(Dataset entries)
↓↓↓

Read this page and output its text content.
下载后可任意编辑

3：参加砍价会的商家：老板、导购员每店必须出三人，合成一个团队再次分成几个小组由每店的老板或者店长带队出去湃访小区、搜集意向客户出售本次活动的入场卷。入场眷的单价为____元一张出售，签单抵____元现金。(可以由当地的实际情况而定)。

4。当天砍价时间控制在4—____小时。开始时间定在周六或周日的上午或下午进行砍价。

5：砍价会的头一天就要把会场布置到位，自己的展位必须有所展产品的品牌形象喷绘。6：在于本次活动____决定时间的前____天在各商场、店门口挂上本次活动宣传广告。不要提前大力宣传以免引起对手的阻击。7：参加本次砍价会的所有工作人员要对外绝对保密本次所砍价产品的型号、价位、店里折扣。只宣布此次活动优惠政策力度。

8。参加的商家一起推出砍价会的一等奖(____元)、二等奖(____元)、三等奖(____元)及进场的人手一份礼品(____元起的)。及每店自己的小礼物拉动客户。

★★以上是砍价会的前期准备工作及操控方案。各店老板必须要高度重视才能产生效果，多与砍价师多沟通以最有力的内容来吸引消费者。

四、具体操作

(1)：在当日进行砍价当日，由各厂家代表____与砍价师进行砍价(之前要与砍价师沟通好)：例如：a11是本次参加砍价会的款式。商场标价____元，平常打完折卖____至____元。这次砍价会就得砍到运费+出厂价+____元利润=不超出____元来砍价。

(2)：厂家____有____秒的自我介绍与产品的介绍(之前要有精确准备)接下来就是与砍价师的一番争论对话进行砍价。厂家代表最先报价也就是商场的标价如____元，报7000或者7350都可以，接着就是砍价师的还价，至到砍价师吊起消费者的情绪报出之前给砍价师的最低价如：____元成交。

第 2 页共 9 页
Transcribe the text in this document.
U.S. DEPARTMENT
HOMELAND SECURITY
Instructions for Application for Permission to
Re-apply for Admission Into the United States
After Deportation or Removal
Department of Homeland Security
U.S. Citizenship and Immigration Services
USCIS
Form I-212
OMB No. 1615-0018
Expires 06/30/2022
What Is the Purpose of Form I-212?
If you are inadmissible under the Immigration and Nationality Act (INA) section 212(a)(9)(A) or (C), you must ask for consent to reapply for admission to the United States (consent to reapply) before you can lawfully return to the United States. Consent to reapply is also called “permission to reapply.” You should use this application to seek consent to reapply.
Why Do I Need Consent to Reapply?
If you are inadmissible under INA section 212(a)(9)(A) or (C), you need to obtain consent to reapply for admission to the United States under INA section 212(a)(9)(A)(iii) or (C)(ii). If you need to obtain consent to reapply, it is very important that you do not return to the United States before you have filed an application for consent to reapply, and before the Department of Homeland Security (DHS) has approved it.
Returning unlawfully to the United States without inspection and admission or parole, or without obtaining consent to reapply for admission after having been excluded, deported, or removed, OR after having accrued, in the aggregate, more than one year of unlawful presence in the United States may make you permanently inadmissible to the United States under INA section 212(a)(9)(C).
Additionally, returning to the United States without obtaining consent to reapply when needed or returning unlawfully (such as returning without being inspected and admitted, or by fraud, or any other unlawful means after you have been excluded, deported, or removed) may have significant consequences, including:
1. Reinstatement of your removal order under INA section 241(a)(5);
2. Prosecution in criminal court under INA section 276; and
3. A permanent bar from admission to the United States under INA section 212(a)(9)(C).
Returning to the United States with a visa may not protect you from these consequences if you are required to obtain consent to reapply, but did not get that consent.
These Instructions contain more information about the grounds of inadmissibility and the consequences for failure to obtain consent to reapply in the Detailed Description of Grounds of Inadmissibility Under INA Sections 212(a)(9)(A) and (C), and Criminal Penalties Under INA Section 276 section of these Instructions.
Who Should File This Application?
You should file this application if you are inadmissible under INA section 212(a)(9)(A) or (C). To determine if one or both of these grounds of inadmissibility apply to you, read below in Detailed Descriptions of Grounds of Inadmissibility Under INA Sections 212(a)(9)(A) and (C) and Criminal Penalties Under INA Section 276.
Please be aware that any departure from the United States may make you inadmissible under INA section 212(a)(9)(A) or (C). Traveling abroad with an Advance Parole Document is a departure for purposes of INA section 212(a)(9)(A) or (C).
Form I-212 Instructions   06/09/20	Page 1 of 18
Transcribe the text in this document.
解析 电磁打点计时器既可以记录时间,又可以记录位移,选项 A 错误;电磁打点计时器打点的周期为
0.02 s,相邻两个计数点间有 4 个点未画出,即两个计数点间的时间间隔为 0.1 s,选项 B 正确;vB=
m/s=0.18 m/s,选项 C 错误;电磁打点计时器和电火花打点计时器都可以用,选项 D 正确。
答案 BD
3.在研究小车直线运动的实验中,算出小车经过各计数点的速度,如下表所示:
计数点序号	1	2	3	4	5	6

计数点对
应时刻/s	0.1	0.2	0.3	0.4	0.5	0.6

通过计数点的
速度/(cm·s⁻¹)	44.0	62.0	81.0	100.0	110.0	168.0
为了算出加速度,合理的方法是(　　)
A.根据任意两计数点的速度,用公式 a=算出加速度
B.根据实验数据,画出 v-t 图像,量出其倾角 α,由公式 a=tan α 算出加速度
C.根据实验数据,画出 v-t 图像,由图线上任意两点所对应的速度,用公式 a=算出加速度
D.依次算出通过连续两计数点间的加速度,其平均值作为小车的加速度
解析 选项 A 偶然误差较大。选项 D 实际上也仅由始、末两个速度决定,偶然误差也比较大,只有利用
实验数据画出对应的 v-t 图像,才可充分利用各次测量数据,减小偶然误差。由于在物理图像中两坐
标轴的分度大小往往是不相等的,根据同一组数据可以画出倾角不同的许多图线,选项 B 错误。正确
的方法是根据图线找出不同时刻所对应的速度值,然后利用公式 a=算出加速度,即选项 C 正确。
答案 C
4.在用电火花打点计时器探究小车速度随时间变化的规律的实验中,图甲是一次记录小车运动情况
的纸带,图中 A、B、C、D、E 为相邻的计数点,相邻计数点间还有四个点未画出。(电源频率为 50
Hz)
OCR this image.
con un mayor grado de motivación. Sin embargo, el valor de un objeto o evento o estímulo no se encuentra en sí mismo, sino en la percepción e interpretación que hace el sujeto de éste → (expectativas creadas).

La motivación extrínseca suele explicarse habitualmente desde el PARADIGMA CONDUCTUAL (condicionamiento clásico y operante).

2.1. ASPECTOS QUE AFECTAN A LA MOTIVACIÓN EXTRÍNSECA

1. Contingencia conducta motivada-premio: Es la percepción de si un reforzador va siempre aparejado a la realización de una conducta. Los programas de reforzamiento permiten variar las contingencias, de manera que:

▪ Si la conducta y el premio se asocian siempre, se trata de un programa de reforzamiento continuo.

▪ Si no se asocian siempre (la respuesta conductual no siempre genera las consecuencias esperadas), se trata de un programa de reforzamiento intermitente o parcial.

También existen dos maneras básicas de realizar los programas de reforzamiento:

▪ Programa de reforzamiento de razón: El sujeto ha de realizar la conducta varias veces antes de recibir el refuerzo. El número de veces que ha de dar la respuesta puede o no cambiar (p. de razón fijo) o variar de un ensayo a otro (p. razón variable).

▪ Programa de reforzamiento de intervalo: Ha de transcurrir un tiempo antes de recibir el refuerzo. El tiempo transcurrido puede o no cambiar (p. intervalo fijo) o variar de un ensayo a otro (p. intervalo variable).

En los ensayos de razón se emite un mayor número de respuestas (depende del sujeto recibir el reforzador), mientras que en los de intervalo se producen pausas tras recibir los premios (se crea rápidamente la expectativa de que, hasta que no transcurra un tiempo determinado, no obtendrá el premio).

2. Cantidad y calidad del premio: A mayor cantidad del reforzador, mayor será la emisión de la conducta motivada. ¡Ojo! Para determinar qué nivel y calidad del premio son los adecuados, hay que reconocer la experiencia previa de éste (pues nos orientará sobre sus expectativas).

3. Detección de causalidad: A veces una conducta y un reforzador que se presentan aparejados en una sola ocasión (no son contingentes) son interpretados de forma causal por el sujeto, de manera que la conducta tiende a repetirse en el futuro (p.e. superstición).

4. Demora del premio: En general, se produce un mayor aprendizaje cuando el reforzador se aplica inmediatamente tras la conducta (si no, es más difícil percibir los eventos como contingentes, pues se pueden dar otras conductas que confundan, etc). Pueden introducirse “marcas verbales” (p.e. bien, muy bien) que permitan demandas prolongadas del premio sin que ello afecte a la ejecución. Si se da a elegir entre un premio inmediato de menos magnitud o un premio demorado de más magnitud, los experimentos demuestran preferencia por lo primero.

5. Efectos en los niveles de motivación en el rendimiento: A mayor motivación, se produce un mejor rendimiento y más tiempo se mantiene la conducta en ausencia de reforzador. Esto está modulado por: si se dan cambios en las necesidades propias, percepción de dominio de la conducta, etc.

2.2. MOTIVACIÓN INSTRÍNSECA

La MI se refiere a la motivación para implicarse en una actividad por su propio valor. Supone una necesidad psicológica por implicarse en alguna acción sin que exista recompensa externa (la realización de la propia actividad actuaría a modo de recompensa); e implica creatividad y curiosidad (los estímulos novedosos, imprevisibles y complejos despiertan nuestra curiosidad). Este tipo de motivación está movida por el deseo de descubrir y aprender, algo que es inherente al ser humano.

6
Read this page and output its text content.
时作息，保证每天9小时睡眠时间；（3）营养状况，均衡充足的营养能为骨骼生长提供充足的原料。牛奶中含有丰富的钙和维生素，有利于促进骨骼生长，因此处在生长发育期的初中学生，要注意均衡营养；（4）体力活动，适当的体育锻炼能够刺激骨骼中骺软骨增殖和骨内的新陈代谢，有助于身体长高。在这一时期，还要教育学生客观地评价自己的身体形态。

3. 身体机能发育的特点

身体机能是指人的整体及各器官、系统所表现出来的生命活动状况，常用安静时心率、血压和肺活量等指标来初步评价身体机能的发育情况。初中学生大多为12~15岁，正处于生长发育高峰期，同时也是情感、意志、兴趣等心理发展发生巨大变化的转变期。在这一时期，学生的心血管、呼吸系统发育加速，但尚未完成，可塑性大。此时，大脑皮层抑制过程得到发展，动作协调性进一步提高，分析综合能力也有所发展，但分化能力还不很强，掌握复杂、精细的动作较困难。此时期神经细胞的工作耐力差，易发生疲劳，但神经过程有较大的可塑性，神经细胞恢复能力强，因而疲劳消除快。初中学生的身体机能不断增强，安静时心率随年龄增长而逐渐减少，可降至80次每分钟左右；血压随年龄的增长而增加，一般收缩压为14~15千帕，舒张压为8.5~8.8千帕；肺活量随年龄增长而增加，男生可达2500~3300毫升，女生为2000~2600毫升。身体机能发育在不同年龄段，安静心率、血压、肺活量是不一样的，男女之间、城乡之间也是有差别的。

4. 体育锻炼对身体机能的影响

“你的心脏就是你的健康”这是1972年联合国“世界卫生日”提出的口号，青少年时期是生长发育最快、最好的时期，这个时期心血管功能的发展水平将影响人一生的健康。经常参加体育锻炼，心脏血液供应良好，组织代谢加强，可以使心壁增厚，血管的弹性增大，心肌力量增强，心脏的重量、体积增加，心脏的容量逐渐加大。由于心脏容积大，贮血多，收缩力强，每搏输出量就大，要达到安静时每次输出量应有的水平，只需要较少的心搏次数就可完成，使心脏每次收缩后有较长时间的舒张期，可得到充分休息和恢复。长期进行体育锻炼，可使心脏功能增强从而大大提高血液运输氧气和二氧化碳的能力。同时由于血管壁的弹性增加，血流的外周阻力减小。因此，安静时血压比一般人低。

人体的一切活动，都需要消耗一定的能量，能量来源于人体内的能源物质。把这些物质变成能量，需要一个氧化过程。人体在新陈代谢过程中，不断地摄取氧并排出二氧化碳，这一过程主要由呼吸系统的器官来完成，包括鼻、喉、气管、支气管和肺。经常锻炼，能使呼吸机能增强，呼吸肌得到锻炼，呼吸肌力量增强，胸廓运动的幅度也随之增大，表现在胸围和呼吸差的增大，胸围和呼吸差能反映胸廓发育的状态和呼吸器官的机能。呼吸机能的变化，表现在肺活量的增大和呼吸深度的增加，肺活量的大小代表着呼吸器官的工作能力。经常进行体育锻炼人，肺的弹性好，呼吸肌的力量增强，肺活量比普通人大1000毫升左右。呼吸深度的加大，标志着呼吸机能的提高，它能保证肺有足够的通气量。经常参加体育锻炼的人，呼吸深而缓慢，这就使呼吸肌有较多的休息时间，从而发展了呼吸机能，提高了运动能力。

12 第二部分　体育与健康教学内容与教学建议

↑↑↑

## Work to complete:
Wherever the string "está" appears in the entries above, list that line.

## Exercise solution:
5. Efectos en los niveles de motivación en el rendimiento: A mayor motivación, se produce un mejor rendimiento y más tiempo se mantiene la conducta en ausencia de reforzador. Esto está modulado por: si se dan cambios en las necesidades propias, percepción de dominio de la conducta, etc.
La MI se refiere a la motivación para implicarse en una actividad por su propio valor. Supone una necesidad psicológica por implicarse en alguna acción sin que exista recompensa externa (la realización de la propia actividad actuaría a modo de recompensa); e implica creatividad y curiosidad (los estímulos novedosos, imprevisibles y complejos despiertan nuestra curiosidad). Este tipo de motivación está movida por el deseo de descubrir y aprender, algo que es inherente al ser humano.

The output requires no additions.